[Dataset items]
<<<<

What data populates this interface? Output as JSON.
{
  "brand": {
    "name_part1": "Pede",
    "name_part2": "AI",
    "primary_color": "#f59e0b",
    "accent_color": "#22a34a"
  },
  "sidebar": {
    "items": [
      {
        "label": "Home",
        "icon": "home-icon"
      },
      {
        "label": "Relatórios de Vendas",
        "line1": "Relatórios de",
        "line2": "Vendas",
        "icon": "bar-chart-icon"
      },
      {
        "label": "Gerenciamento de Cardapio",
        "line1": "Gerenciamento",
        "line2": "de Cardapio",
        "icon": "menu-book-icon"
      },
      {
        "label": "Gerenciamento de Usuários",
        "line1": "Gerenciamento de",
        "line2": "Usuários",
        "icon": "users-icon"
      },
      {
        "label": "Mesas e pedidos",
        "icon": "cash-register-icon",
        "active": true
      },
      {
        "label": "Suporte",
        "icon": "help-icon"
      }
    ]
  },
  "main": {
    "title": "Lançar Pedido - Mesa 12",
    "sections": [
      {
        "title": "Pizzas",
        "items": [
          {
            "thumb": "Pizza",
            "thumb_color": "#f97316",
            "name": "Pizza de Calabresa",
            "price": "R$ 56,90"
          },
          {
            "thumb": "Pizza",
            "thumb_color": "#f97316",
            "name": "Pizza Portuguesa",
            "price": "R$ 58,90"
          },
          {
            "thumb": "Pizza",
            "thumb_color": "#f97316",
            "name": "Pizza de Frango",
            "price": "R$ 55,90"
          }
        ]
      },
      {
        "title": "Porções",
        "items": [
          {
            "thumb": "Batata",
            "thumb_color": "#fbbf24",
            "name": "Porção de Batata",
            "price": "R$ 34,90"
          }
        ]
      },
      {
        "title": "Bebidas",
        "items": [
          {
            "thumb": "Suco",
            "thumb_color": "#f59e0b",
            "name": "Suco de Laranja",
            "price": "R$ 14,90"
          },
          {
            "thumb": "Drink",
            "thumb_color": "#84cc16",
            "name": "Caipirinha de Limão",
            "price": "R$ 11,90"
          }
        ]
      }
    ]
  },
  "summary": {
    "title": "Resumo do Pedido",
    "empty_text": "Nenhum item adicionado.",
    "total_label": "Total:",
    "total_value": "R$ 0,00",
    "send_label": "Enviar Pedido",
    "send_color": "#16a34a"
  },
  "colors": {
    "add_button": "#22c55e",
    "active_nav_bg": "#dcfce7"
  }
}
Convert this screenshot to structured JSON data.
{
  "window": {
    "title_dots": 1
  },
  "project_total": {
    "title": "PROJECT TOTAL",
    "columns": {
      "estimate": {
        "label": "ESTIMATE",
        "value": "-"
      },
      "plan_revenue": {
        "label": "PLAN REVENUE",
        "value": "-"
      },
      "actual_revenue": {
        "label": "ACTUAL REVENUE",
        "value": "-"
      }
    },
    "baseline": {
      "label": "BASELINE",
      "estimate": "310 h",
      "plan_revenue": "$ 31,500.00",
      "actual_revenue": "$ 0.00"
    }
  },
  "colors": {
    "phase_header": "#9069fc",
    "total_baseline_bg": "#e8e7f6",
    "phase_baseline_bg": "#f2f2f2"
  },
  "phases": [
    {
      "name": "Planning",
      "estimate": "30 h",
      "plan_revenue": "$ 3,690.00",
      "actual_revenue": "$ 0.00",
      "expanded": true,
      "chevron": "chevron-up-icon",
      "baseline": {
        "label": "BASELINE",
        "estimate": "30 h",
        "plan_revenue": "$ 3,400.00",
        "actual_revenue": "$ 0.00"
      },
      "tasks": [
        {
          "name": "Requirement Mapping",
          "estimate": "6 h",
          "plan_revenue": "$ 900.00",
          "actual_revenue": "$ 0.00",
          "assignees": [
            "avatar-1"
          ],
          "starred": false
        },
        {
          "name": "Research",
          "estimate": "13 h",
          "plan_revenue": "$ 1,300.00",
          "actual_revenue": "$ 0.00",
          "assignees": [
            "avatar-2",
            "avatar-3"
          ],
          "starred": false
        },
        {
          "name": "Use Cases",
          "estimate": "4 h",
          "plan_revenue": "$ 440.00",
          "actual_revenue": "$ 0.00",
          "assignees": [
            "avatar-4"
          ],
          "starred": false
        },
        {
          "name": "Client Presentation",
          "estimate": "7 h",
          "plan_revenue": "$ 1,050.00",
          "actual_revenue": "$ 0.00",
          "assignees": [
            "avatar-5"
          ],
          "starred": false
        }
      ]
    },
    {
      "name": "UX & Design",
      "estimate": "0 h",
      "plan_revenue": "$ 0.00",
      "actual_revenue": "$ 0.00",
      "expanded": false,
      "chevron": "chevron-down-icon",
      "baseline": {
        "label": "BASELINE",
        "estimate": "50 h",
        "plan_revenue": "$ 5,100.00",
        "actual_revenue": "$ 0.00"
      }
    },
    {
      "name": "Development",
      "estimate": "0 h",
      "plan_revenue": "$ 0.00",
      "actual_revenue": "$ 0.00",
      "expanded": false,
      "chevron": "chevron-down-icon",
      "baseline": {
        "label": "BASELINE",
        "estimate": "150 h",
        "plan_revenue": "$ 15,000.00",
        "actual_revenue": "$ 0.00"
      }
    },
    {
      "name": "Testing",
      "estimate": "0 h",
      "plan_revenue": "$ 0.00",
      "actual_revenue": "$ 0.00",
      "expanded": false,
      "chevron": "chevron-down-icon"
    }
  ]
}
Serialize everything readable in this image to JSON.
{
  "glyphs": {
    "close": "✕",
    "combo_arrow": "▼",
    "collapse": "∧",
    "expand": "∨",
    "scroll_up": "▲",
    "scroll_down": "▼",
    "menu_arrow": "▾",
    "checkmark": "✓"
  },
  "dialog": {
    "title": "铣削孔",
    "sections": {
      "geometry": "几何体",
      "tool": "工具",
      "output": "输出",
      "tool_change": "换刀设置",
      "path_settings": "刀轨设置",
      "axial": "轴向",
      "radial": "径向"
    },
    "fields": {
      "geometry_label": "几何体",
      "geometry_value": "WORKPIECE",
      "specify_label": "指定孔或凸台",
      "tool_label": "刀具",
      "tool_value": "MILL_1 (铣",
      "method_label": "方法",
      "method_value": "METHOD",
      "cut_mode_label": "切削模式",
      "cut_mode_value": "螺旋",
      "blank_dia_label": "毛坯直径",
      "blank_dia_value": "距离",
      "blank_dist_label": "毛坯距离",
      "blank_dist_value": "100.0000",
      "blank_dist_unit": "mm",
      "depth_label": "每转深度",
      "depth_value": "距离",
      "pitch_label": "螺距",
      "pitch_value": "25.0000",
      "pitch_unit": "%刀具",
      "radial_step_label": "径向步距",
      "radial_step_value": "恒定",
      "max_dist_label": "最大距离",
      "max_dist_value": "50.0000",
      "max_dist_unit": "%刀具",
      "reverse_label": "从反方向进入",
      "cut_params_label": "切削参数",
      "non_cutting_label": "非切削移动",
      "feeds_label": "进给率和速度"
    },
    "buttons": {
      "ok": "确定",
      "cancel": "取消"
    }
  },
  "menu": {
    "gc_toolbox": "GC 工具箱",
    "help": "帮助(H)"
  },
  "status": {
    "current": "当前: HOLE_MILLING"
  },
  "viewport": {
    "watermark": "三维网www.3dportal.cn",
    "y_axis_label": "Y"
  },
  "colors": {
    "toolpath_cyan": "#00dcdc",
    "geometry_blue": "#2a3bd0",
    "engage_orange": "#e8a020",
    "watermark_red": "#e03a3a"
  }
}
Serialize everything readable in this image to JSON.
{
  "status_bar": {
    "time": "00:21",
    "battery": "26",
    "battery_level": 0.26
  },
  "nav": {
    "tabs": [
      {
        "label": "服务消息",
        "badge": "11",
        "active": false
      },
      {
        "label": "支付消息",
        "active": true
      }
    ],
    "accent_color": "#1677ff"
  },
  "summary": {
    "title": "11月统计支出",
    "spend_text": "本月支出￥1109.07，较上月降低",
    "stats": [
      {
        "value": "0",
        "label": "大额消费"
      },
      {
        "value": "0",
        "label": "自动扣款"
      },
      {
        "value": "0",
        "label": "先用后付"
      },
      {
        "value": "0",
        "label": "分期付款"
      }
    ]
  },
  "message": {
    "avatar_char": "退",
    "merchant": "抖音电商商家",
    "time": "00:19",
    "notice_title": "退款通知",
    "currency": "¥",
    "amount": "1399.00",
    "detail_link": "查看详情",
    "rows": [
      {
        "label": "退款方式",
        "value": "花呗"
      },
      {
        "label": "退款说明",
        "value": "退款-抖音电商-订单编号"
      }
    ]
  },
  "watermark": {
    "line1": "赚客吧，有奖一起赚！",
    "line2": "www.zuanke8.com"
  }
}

>>>>

*Stated problem*.
Above are the records. Copy every line in them holding "Relatórios".

*Exercise result*.
        "label": "Relatórios de Vendas",
        "line1": "Relatórios de",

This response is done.